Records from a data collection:
>> START
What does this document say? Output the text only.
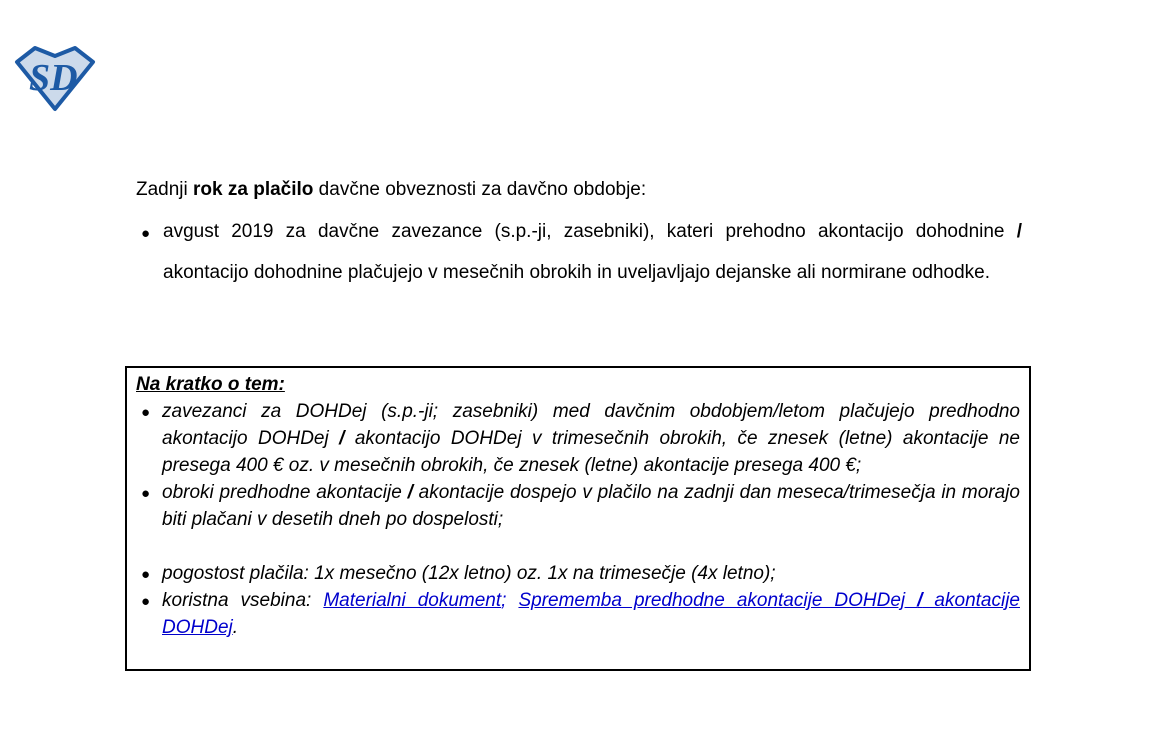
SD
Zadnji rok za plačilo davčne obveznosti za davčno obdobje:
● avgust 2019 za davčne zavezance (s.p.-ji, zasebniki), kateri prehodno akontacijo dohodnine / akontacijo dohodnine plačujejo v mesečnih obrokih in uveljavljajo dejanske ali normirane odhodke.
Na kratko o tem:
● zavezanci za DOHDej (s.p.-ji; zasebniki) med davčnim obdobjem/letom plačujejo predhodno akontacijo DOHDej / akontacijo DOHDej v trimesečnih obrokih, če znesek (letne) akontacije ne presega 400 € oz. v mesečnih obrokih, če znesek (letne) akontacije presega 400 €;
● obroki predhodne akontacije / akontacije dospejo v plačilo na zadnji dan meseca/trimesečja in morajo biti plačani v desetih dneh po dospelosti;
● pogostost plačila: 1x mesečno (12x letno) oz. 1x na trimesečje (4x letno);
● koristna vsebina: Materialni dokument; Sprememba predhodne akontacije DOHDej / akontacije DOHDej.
>> END
>> START
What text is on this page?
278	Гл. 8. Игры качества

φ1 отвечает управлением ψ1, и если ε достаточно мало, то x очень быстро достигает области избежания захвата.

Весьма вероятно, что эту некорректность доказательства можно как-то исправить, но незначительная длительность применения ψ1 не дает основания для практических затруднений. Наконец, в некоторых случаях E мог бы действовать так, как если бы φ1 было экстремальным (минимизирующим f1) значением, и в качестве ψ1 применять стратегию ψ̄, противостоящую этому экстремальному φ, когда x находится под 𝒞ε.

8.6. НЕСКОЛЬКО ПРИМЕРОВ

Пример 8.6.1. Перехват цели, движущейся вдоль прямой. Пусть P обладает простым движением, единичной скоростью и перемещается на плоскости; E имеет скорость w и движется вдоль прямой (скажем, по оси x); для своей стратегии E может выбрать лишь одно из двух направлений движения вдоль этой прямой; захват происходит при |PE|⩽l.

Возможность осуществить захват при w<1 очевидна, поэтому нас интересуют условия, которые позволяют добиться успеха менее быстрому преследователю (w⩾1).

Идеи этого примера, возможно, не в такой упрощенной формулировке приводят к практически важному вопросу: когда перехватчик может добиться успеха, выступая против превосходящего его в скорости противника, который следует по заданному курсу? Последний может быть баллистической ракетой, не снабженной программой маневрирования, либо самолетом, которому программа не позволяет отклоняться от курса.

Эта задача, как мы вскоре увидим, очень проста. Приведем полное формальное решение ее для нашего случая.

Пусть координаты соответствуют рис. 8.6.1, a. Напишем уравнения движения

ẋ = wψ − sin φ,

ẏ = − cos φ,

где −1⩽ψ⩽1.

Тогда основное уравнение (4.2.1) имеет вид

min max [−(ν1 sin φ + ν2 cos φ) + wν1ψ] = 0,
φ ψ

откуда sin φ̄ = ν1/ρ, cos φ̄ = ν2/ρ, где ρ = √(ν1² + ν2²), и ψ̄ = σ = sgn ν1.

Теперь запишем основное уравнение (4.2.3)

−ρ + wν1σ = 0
>> END
>> START
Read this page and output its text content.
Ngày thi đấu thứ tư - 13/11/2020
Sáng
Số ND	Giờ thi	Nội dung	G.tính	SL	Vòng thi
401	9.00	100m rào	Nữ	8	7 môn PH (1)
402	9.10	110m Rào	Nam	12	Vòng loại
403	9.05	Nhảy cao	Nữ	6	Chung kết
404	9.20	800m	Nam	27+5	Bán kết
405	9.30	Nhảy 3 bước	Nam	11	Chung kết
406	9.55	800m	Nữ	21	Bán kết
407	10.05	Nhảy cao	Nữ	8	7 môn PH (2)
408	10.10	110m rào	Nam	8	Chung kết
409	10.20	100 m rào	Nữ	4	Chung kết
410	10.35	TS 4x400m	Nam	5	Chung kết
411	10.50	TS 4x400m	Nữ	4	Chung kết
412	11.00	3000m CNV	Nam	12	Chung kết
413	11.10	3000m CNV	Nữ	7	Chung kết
>> END
Stated task:
Point out every line holding the string "akontacije" and copy it.

Result of the exercise:
● zavezanci za DOHDej (s.p.-ji; zasebniki) med davčnim obdobjem/letom plačujejo predhodno akontacijo DOHDej / akontacijo DOHDej v trimesečnih obrokih, če znesek (letne) akontacije ne presega 400 € oz. v mesečnih obrokih, če znesek (letne) akontacije presega 400 €;
● obroki predhodne akontacije / akontacije dospejo v plačilo na zadnji dan meseca/trimesečja in morajo biti plačani v desetih dneh po dospelosti;
● koristna vsebina: Materialni dokument; Sprememba predhodne akontacije DOHDej / akontacije DOHDej.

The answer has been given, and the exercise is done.